START Exercise inputs

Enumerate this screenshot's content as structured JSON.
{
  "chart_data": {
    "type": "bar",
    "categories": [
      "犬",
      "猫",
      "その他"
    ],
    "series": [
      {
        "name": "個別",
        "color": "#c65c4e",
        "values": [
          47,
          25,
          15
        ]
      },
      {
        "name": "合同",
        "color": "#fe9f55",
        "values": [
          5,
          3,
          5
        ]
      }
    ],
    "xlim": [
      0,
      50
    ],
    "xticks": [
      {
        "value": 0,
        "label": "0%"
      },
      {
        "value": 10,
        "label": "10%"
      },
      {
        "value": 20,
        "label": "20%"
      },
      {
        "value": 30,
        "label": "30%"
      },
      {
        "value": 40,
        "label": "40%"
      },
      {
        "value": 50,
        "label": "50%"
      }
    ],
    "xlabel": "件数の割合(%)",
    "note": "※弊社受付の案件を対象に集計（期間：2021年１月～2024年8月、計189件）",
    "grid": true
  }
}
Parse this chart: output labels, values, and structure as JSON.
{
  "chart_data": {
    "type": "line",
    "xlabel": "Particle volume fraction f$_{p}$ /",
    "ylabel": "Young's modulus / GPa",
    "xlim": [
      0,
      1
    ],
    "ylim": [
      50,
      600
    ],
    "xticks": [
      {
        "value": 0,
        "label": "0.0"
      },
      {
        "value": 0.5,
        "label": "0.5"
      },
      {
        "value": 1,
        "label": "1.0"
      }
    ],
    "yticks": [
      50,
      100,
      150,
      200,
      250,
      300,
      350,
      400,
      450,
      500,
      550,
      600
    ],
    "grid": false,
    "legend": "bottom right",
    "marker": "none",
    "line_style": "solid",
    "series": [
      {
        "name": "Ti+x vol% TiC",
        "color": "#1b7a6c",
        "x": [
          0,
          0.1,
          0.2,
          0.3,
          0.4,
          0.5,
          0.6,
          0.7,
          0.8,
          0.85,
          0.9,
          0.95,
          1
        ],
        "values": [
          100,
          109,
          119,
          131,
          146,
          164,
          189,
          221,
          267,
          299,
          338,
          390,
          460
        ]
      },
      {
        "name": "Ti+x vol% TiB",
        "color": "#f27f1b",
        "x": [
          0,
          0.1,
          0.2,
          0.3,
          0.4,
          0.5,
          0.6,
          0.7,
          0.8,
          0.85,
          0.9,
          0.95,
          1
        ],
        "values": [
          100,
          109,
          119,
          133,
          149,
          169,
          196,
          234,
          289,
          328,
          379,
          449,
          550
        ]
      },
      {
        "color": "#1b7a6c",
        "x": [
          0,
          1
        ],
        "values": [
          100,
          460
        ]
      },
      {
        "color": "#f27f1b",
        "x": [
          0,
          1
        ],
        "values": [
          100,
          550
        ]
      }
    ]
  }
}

END Exercise inputs

## [Instructions for the task]
All records above must be set down exactly, please.

## [Output for this task]
Enumerate this screenshot's content as structured JSON.
{
  "chart_data": {
    "type": "bar",
    "categories": [
      "犬",
      "猫",
      "その他"
    ],
    "series": [
      {
        "name": "個別",
        "color": "#c65c4e",
        "values": [
          47,
          25,
          15
        ]
      },
      {
        "name": "合同",
        "color": "#fe9f55",
        "values": [
          5,
          3,
          5
        ]
      }
    ],
    "xlim": [
      0,
      50
    ],
    "xticks": [
      {
        "value": 0,
        "label": "0%"
      },
      {
        "value": 10,
        "label": "10%"
      },
      {
        "value": 20,
        "label": "20%"
      },
      {
        "value": 30,
        "label": "30%"
      },
      {
        "value": 40,
        "label": "40%"
      },
      {
        "value": 50,
        "label": "50%"
      }
    ],
    "xlabel": "件数の割合(%)",
    "note": "※弊社受付の案件を対象に集計（期間：2021年１月～2024年8月、計189件）",
    "grid": true
  }
}
Parse this chart: output labels, values, and structure as JSON.
{
  "chart_data": {
    "type": "line",
    "xlabel": "Particle volume fraction f$_{p}$ /",
    "ylabel": "Young's modulus / GPa",
    "xlim": [
      0,
      1
    ],
    "ylim": [
      50,
      600
    ],
    "xticks": [
      {
        "value": 0,
        "label": "0.0"
      },
      {
        "value": 0.5,
        "label": "0.5"
      },
      {
        "value": 1,
        "label": "1.0"
      }
    ],
    "yticks": [
      50,
      100,
      150,
      200,
      250,
      300,
      350,
      400,
      450,
      500,
      550,
      600
    ],
    "grid": false,
    "legend": "bottom right",
    "marker": "none",
    "line_style": "solid",
    "series": [
      {
        "name": "Ti+x vol% TiC",
        "color": "#1b7a6c",
        "x": [
          0,
          0.1,
          0.2,
          0.3,
          0.4,
          0.5,
          0.6,
          0.7,
          0.8,
          0.85,
          0.9,
          0.95,
          1
        ],
        "values": [
          100,
          109,
          119,
          131,
          146,
          164,
          189,
          221,
          267,
          299,
          338,
          390,
          460
        ]
      },
      {
        "name": "Ti+x vol% TiB",
        "color": "#f27f1b",
        "x": [
          0,
          0.1,
          0.2,
          0.3,
          0.4,
          0.5,
          0.6,
          0.7,
          0.8,
          0.85,
          0.9,
          0.95,
          1
        ],
        "values": [
          100,
          109,
          119,
          133,
          149,
          169,
          196,
          234,
          289,
          328,
          379,
          449,
          550
        ]
      },
      {
        "color": "#1b7a6c",
        "x": [
          0,
          1
        ],
        "values": [
          100,
          460
        ]
      },
      {
        "color": "#f27f1b",
        "x": [
          0,
          1
        ],
        "values": [
          100,
          550
        ]
      }
    ]
  }
}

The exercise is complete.